ENTRIES PROVIDED:
^^^^^^^^
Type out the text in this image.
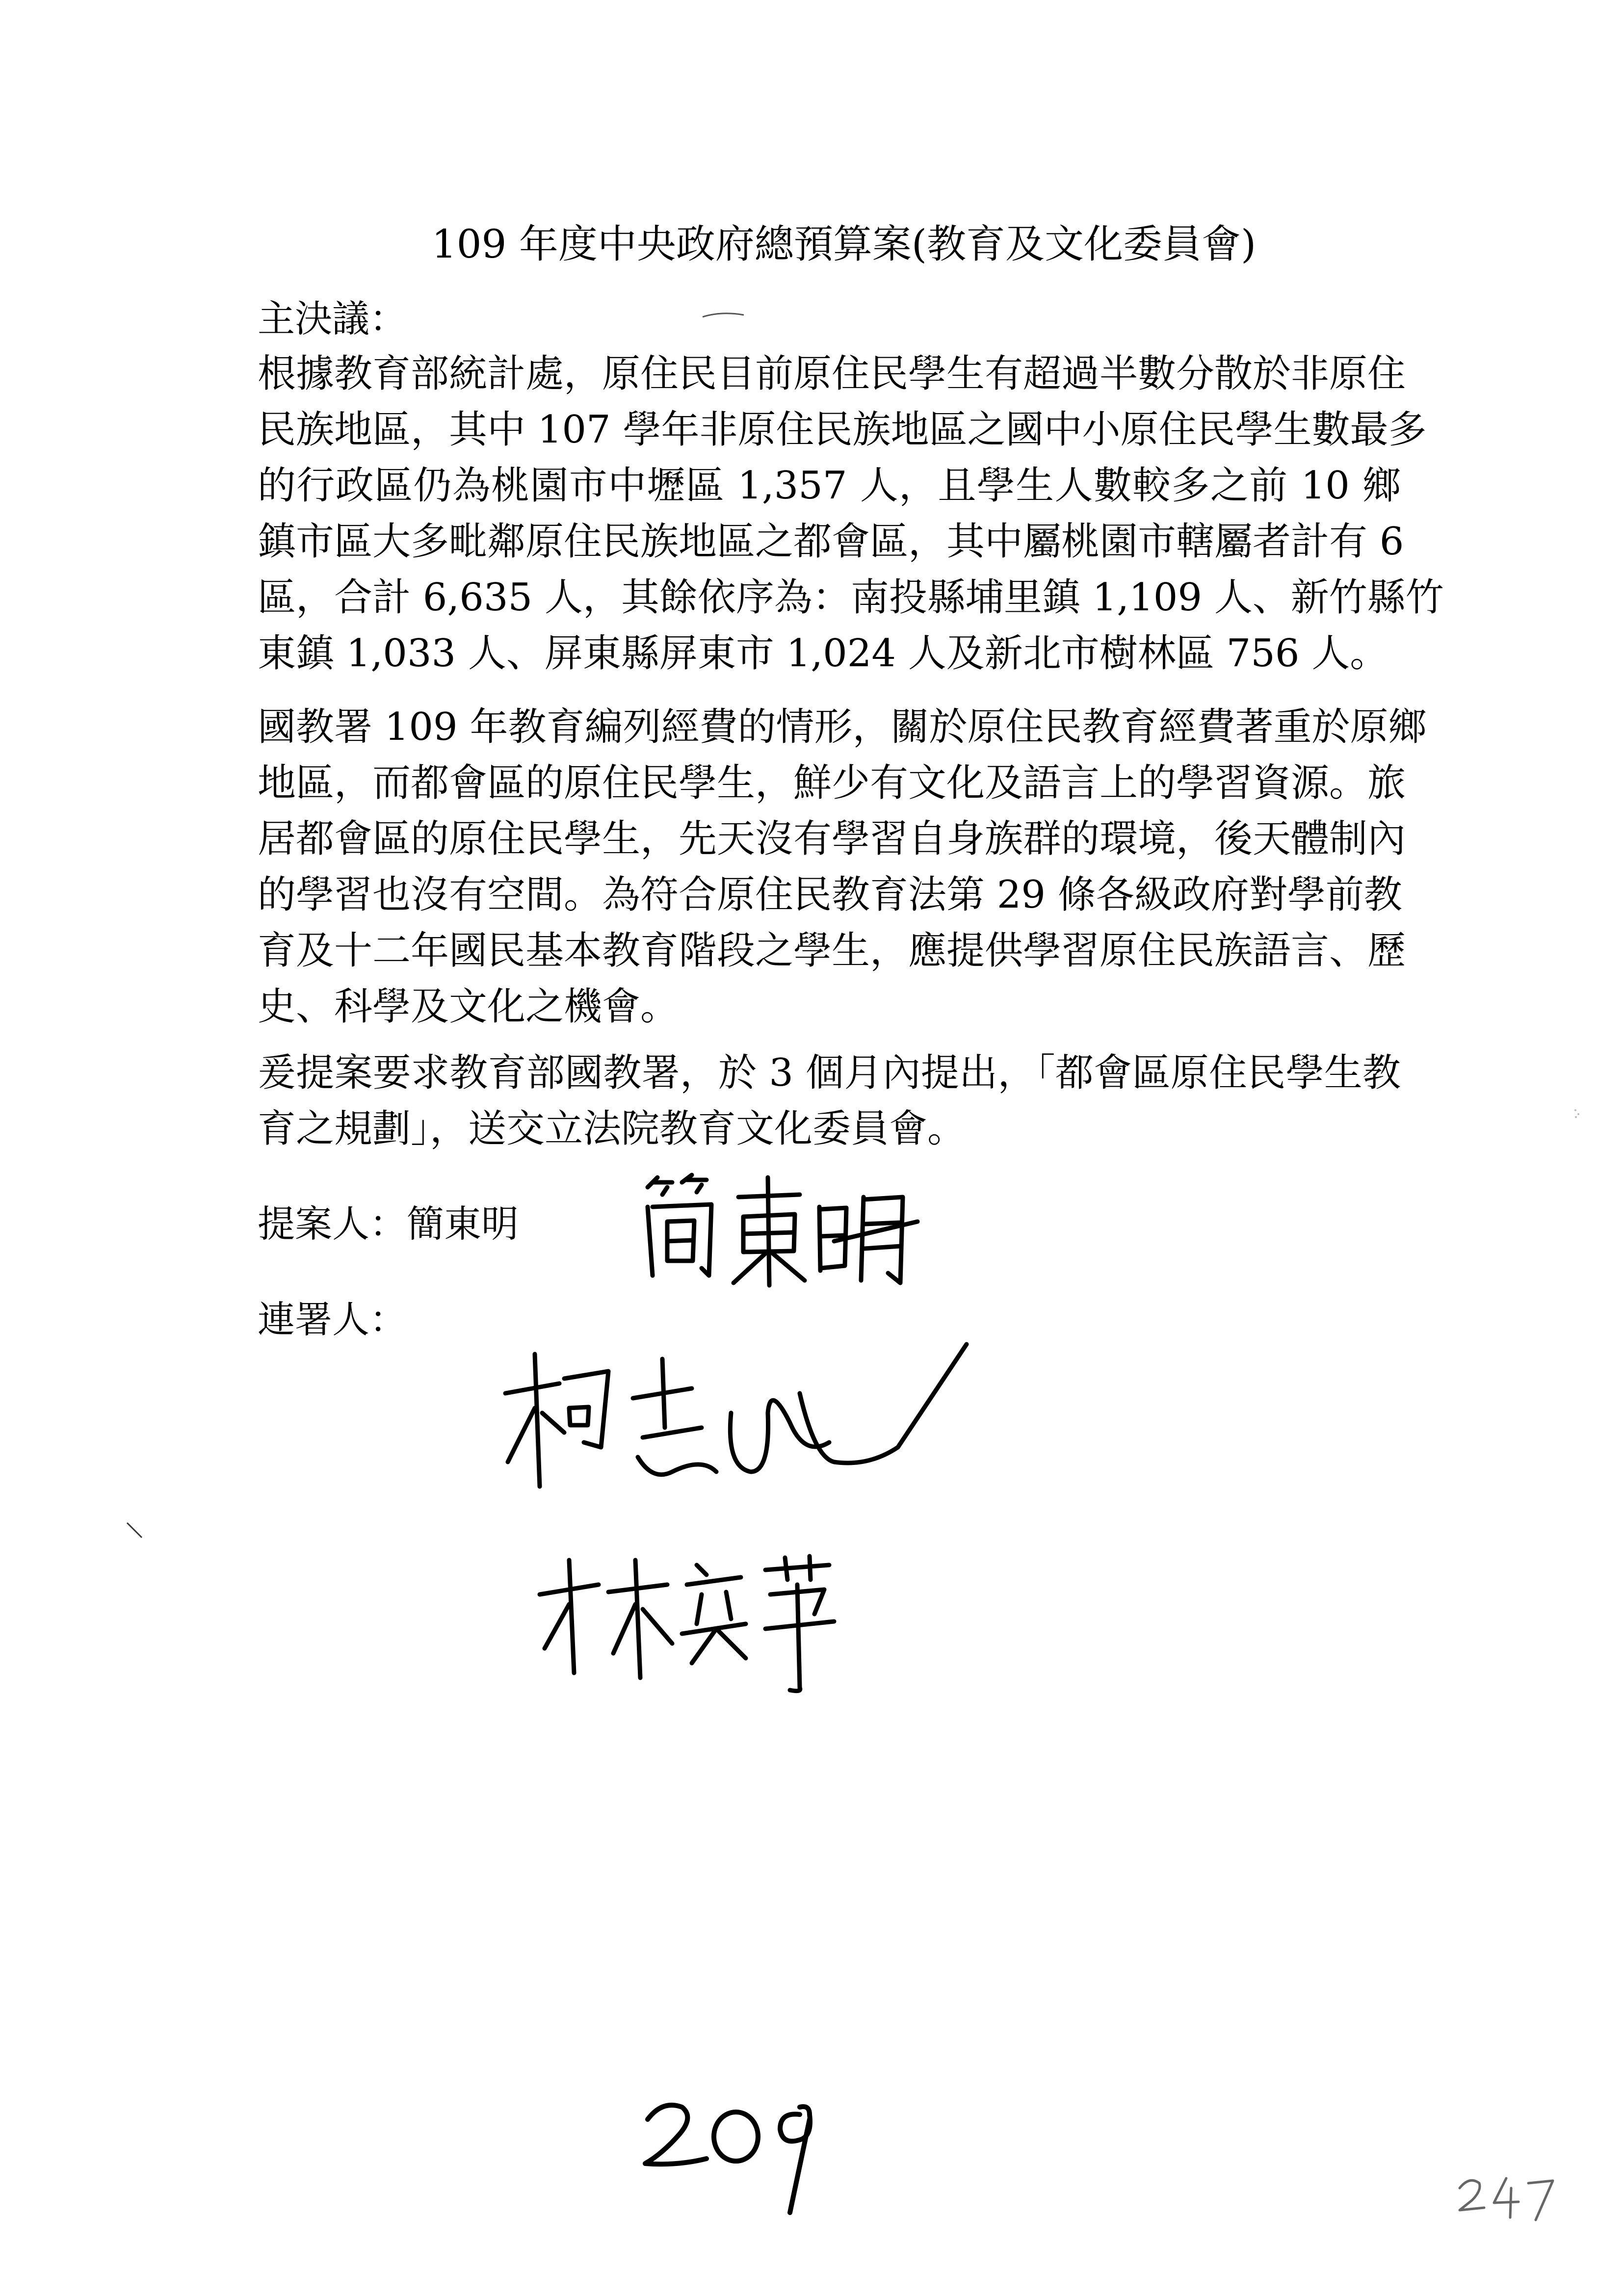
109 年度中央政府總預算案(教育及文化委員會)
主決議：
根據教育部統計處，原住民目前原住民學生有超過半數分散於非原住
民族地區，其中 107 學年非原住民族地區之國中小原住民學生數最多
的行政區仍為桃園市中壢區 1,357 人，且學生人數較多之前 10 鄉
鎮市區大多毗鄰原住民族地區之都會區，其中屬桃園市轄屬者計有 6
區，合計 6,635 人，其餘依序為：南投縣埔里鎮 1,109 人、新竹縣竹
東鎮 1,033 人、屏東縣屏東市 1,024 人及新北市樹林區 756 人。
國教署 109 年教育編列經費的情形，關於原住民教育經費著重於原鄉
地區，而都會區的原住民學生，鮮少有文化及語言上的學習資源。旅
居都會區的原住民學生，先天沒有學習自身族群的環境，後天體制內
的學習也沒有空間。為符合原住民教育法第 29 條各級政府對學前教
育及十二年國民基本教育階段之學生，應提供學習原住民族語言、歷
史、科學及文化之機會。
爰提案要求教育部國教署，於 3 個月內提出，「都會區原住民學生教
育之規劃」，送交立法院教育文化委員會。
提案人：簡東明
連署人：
^^^^^^^^
EXERCISE PROMPT: Go through the entries above and output them exactly, without pictures.

WRITTEN RESPONSE:
Type out the text in this image.
109 年度中央政府總預算案(教育及文化委員會)
主決議：
根據教育部統計處，原住民目前原住民學生有超過半數分散於非原住
民族地區，其中 107 學年非原住民族地區之國中小原住民學生數最多
的行政區仍為桃園市中壢區 1,357 人，且學生人數較多之前 10 鄉
鎮市區大多毗鄰原住民族地區之都會區，其中屬桃園市轄屬者計有 6
區，合計 6,635 人，其餘依序為：南投縣埔里鎮 1,109 人、新竹縣竹
東鎮 1,033 人、屏東縣屏東市 1,024 人及新北市樹林區 756 人。
國教署 109 年教育編列經費的情形，關於原住民教育經費著重於原鄉
地區，而都會區的原住民學生，鮮少有文化及語言上的學習資源。旅
居都會區的原住民學生，先天沒有學習自身族群的環境，後天體制內
的學習也沒有空間。為符合原住民教育法第 29 條各級政府對學前教
育及十二年國民基本教育階段之學生，應提供學習原住民族語言、歷
史、科學及文化之機會。
爰提案要求教育部國教署，於 3 個月內提出，「都會區原住民學生教
育之規劃」，送交立法院教育文化委員會。
提案人：簡東明
連署人：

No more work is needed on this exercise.